> [Assigned task]
The answer must consist of every line below that holds the word "Chairman".

> [Input]

^^^^^^^^

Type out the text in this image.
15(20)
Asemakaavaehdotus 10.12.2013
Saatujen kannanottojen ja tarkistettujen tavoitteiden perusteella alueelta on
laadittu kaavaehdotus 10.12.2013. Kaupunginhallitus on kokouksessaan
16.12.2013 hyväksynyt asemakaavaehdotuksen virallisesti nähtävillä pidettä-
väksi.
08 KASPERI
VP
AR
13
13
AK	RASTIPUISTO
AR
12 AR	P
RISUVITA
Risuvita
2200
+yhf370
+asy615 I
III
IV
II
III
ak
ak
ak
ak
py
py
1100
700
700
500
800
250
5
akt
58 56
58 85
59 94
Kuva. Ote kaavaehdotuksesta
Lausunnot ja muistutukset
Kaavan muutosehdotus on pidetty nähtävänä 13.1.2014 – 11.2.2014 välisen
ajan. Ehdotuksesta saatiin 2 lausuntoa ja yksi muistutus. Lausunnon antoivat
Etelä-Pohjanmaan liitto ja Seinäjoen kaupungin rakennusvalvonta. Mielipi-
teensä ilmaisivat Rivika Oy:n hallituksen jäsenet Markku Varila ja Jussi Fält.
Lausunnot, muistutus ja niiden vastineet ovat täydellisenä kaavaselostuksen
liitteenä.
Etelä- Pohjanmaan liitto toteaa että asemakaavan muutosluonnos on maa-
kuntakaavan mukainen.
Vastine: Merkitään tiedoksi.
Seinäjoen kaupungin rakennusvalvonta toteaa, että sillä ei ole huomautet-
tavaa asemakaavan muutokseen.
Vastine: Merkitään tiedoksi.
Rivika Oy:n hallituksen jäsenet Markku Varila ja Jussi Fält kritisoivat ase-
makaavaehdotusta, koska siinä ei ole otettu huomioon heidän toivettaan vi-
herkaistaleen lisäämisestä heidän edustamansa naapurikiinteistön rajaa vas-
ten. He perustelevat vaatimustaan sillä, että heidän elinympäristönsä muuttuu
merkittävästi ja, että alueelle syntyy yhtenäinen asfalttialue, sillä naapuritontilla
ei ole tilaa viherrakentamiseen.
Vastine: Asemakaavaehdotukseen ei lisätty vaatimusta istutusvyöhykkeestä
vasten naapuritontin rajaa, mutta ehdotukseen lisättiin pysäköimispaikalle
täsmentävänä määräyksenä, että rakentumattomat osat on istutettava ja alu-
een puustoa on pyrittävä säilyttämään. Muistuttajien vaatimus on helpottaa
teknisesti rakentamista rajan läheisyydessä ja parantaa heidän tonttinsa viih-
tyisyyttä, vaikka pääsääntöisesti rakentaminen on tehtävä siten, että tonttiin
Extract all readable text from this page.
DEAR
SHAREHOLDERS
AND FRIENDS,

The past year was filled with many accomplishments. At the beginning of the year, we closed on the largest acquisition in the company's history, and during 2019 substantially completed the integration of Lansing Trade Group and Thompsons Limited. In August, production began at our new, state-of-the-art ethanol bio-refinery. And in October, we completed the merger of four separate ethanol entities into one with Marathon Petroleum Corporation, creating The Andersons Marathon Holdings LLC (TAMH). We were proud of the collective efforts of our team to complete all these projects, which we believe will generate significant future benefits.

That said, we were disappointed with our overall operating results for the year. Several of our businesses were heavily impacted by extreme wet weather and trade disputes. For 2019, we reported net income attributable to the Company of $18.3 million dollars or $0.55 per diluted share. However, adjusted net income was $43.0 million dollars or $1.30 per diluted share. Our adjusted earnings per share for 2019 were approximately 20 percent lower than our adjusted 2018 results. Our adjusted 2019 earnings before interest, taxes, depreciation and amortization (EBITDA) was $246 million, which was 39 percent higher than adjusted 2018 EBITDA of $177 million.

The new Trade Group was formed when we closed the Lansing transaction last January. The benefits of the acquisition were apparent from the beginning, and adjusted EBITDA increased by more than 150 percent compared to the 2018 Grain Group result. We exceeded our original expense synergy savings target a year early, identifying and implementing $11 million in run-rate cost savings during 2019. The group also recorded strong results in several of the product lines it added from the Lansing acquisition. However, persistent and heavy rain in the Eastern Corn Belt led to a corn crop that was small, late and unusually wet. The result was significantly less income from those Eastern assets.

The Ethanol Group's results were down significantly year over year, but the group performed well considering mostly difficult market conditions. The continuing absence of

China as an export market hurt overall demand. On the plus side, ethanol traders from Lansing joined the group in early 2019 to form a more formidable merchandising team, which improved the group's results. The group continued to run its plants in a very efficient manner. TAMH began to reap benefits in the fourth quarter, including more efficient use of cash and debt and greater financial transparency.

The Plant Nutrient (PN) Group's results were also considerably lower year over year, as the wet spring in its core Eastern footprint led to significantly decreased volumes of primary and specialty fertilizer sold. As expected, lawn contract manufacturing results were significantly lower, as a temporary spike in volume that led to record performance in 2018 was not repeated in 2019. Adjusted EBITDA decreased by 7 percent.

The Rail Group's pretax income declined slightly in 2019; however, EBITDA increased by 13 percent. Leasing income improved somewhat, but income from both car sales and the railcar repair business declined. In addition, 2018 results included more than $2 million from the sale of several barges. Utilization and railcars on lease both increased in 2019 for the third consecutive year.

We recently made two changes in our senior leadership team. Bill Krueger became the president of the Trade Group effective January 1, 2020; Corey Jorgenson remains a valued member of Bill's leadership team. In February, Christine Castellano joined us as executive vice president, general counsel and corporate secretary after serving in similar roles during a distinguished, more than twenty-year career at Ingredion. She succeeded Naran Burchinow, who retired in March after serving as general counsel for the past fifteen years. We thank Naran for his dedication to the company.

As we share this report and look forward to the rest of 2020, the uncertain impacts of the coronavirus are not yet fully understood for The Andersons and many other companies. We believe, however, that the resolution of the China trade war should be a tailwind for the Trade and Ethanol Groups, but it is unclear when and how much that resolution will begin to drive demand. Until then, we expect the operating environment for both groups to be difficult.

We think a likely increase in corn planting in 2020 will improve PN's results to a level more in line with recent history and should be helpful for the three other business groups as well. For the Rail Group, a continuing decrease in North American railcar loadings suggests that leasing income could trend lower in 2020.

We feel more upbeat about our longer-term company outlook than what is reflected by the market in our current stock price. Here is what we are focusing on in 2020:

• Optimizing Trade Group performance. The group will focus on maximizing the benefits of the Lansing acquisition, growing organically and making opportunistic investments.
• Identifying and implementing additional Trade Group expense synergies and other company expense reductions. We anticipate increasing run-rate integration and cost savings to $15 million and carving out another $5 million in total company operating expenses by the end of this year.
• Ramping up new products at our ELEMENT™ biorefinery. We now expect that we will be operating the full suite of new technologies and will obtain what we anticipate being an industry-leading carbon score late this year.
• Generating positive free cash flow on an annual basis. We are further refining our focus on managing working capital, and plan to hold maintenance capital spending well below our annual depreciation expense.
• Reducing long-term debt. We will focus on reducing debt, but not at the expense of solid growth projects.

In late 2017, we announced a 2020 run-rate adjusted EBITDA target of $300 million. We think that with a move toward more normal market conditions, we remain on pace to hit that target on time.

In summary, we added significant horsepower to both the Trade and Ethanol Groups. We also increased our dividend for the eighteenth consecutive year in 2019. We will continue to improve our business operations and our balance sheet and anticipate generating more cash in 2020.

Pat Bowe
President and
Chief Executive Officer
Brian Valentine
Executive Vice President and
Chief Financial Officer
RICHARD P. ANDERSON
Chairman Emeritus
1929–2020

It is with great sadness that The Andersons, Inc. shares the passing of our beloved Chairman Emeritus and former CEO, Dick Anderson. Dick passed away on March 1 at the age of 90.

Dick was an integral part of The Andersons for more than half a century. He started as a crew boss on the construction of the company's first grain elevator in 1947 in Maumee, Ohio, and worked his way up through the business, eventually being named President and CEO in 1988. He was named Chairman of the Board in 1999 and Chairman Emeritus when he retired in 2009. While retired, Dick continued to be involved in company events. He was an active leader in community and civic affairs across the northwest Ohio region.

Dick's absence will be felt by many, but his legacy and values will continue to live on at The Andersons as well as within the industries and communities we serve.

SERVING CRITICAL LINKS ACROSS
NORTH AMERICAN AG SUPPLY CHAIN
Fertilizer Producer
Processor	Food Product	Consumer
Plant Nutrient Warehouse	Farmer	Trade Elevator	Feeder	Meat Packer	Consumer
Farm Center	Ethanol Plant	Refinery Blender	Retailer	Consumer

^^^^^^^^

> [Answer space]
Chairman Emeritus
It is with great sadness that The Andersons, Inc. shares the passing of our beloved Chairman Emeritus and former CEO, Dick Anderson. Dick passed away on March 1 at the age of 90.
Dick was an integral part of The Andersons for more than half a century. He started as a crew boss on the construction of the company's first grain elevator in 1947 in Maumee, Ohio, and worked his way up through the business, eventually being named President and CEO in 1988. He was named Chairman of the Board in 1999 and Chairman Emeritus when he retired in 2009. While retired, Dick continued to be involved in company events. He was an active leader in community and civic affairs across the northwest Ohio region.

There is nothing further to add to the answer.